(Excerpts from a figure dataset)
◆ ◆ ◆

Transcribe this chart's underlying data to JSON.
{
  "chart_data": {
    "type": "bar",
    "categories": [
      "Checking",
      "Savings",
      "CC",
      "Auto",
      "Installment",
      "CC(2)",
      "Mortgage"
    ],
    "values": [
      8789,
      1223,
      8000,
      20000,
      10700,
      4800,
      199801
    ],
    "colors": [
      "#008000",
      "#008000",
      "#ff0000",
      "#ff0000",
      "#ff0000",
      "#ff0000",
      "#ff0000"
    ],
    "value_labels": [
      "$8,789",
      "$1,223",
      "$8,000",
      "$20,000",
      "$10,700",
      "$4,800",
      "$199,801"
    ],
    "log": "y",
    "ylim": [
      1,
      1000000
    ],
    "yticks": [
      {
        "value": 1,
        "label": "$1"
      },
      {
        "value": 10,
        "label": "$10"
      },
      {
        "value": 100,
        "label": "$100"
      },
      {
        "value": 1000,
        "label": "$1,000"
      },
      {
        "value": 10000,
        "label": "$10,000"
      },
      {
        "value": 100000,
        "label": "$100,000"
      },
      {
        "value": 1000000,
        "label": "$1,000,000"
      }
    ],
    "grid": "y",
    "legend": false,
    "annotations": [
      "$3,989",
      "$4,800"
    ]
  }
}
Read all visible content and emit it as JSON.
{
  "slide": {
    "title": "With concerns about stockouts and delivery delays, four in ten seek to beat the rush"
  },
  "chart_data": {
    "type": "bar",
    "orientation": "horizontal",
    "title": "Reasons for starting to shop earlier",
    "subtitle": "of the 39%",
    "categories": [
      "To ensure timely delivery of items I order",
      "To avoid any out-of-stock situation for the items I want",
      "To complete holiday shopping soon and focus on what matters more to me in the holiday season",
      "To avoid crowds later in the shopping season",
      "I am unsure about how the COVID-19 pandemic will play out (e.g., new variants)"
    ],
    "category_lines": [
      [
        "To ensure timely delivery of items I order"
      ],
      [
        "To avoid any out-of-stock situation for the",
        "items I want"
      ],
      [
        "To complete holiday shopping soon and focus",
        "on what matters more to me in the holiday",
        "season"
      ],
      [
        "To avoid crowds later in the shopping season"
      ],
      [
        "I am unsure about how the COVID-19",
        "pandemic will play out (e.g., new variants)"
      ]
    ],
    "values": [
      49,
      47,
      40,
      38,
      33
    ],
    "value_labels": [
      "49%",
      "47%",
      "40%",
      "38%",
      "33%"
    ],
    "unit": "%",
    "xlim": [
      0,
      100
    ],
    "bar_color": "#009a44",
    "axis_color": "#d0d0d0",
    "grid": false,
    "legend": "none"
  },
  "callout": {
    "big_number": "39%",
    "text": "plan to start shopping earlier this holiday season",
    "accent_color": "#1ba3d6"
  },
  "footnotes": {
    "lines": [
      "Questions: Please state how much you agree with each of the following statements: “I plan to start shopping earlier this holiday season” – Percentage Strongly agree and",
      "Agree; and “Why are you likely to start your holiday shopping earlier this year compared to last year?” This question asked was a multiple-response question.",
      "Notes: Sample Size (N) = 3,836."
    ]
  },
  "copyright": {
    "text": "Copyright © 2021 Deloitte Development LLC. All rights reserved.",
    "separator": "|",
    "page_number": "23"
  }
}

◆ ◆ ◆

## Task
Scan the records above for the string "crowds", then report every line that contains it.

## Task answer
      "To avoid crowds later in the shopping season",
        "To avoid crowds later in the shopping season"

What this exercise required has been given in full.